Dataset records:
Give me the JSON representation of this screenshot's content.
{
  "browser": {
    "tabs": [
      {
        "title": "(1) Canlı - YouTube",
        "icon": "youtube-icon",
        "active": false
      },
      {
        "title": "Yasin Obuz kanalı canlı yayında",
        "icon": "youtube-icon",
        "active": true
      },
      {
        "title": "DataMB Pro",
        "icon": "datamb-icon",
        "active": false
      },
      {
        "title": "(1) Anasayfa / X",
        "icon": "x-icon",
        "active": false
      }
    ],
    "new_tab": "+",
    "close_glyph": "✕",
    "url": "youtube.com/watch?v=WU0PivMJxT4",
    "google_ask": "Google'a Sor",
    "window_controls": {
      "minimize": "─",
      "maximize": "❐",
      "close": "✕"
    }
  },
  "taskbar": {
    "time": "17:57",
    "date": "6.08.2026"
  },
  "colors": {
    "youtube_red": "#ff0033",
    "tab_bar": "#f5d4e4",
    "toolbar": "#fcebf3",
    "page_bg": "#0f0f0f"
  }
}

• Set exercise
Give back all the records exactly as they stand.

• Solution to this task
Give me the JSON representation of this screenshot's content.
{
  "browser": {
    "tabs": [
      {
        "title": "(1) Canlı - YouTube",
        "icon": "youtube-icon",
        "active": false
      },
      {
        "title": "Yasin Obuz kanalı canlı yayında",
        "icon": "youtube-icon",
        "active": true
      },
      {
        "title": "DataMB Pro",
        "icon": "datamb-icon",
        "active": false
      },
      {
        "title": "(1) Anasayfa / X",
        "icon": "x-icon",
        "active": false
      }
    ],
    "new_tab": "+",
    "close_glyph": "✕",
    "url": "youtube.com/watch?v=WU0PivMJxT4",
    "google_ask": "Google'a Sor",
    "window_controls": {
      "minimize": "─",
      "maximize": "❐",
      "close": "✕"
    }
  },
  "taskbar": {
    "time": "17:57",
    "date": "6.08.2026"
  },
  "colors": {
    "youtube_red": "#ff0033",
    "tab_bar": "#f5d4e4",
    "toolbar": "#fcebf3",
    "page_bg": "#0f0f0f"
  }
}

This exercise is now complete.